Data records:
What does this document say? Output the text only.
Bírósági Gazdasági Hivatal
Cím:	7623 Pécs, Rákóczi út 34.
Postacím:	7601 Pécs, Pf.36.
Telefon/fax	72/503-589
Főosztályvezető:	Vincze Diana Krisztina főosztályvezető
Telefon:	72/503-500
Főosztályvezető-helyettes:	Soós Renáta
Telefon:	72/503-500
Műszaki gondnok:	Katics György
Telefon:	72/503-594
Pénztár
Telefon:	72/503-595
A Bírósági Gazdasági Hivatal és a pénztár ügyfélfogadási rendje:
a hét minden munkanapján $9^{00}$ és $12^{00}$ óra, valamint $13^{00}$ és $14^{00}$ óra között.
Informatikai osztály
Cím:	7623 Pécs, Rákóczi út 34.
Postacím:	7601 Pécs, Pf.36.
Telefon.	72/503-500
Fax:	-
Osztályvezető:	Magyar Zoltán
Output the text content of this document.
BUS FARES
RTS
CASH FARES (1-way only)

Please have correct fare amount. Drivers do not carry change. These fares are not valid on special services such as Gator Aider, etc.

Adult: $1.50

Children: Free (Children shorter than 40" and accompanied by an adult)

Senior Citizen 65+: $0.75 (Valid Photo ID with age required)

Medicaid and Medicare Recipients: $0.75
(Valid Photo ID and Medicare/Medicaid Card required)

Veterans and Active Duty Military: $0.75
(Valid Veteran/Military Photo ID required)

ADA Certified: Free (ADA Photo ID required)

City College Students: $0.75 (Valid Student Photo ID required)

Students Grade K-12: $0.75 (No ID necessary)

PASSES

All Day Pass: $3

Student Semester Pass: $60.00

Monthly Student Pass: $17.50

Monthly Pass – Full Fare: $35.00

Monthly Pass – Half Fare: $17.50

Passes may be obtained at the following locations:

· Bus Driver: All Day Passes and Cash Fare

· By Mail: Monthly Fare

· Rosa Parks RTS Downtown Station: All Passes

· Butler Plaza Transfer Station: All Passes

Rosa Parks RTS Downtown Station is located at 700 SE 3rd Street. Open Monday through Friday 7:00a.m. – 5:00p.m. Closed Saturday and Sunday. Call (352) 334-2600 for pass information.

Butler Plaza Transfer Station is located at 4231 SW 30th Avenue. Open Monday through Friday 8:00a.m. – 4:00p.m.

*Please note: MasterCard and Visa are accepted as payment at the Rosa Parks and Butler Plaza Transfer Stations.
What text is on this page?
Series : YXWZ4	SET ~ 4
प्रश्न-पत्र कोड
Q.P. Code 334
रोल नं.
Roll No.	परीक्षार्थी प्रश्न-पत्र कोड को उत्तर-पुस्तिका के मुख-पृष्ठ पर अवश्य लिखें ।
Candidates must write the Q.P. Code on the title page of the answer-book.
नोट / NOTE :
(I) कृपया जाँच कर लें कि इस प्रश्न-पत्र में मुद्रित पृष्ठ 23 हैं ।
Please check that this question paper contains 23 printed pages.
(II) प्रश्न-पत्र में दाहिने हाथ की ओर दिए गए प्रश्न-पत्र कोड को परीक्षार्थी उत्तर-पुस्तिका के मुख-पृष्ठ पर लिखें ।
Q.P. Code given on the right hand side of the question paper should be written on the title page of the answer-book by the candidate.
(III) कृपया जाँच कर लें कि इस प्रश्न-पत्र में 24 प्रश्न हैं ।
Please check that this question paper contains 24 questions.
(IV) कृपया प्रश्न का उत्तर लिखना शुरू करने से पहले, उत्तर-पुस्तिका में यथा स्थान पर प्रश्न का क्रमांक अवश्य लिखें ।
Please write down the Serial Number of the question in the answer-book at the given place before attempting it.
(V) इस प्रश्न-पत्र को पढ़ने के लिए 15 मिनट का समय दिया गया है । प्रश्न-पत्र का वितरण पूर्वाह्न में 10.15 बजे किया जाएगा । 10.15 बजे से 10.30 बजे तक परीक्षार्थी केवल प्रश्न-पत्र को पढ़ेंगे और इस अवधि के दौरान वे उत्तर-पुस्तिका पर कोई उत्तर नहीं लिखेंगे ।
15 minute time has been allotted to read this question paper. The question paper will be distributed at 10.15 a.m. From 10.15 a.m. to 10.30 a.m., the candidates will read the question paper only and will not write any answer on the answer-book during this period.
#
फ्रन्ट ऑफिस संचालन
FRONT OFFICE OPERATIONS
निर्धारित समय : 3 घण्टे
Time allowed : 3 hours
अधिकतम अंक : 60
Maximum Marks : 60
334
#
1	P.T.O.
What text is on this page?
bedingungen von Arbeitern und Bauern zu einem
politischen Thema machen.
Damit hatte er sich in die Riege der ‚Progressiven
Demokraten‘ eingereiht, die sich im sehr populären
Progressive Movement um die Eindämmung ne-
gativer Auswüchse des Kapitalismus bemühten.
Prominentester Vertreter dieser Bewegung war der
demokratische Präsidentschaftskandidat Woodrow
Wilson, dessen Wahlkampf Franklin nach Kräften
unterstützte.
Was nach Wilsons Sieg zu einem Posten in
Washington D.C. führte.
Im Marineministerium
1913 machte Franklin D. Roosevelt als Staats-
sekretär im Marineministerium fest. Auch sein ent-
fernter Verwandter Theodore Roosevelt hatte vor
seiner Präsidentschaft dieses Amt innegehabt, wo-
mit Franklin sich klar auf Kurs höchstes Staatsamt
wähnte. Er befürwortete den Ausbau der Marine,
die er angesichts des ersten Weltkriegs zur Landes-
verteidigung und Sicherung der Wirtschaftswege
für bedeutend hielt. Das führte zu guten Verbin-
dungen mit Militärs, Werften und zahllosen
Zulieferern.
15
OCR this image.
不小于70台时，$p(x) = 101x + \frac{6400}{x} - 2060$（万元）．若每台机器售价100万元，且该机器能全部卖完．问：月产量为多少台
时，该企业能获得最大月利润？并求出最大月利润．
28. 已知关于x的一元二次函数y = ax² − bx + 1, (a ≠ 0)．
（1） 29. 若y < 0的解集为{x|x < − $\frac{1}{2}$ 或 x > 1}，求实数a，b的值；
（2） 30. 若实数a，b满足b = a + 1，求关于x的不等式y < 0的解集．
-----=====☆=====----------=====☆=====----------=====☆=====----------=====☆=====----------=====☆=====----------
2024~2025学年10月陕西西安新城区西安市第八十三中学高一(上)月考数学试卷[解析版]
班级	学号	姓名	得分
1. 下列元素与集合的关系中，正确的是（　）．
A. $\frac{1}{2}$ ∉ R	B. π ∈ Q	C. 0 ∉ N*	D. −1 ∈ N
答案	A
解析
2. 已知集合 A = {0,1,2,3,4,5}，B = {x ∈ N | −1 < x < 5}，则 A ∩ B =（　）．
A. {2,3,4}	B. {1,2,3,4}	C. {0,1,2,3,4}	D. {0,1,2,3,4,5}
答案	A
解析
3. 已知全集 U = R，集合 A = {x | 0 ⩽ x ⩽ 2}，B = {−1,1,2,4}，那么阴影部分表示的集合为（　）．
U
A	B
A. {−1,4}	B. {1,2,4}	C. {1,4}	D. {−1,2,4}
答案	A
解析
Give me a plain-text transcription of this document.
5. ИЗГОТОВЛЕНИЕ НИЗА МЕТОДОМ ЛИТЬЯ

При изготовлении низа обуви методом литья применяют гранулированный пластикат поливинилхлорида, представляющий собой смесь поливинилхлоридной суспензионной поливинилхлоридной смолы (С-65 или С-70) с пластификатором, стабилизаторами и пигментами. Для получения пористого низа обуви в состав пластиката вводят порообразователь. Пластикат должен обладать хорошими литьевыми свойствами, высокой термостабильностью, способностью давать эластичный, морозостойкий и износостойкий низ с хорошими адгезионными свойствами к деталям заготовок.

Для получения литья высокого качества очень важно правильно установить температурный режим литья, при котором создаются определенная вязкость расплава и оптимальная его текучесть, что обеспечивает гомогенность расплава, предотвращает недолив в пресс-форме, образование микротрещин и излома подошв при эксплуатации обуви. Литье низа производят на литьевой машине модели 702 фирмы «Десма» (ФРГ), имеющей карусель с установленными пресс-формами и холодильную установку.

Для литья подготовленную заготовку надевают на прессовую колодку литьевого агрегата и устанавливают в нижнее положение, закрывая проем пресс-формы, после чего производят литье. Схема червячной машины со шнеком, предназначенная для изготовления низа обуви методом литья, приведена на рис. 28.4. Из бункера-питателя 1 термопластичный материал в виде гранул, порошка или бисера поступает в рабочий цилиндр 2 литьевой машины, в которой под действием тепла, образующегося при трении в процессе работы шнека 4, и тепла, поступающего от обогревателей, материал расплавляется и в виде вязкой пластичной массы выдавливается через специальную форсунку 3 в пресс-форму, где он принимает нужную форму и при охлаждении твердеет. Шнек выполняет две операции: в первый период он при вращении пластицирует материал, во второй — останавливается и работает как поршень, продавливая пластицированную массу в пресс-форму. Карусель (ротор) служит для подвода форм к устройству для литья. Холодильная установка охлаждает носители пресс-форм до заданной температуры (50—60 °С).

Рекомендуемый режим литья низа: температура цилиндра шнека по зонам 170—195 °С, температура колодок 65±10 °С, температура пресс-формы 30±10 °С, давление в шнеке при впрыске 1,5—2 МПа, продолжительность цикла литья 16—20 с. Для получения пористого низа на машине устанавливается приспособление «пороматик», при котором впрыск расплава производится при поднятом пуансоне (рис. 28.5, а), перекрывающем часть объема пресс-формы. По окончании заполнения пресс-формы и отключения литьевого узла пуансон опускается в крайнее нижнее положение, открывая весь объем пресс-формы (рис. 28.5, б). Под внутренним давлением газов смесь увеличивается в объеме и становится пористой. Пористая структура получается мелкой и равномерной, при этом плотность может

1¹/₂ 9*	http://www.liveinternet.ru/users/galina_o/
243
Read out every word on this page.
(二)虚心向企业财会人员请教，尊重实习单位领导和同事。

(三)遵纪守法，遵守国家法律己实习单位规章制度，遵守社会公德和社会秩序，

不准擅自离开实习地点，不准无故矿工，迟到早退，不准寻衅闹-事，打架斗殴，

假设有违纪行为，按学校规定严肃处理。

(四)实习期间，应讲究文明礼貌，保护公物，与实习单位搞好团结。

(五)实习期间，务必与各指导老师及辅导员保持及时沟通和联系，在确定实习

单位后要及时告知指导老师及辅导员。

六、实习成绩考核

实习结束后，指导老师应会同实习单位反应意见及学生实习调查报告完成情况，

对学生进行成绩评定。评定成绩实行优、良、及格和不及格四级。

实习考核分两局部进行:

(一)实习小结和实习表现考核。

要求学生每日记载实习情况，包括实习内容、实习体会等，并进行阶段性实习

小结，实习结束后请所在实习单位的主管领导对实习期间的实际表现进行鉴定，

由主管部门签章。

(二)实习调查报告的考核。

### Problem statement:
Repeat only the stretch of lines that begins at the line containing "Read out every word on this page." and ends at the last line above, both included.

### Expected output:
Read out every word on this page.
(二)虚心向企业财会人员请教，尊重实习单位领导和同事。

(三)遵纪守法，遵守国家法律己实习单位规章制度，遵守社会公德和社会秩序，

不准擅自离开实习地点，不准无故矿工，迟到早退，不准寻衅闹-事，打架斗殴，

假设有违纪行为，按学校规定严肃处理。

(四)实习期间，应讲究文明礼貌，保护公物，与实习单位搞好团结。

(五)实习期间，务必与各指导老师及辅导员保持及时沟通和联系，在确定实习

单位后要及时告知指导老师及辅导员。

六、实习成绩考核

实习结束后，指导老师应会同实习单位反应意见及学生实习调查报告完成情况，

对学生进行成绩评定。评定成绩实行优、良、及格和不及格四级。

实习考核分两局部进行:

(一)实习小结和实习表现考核。

要求学生每日记载实习情况，包括实习内容、实习体会等，并进行阶段性实习

小结，实习结束后请所在实习单位的主管领导对实习期间的实际表现进行鉴定，

由主管部门签章。

(二)实习调查报告的考核。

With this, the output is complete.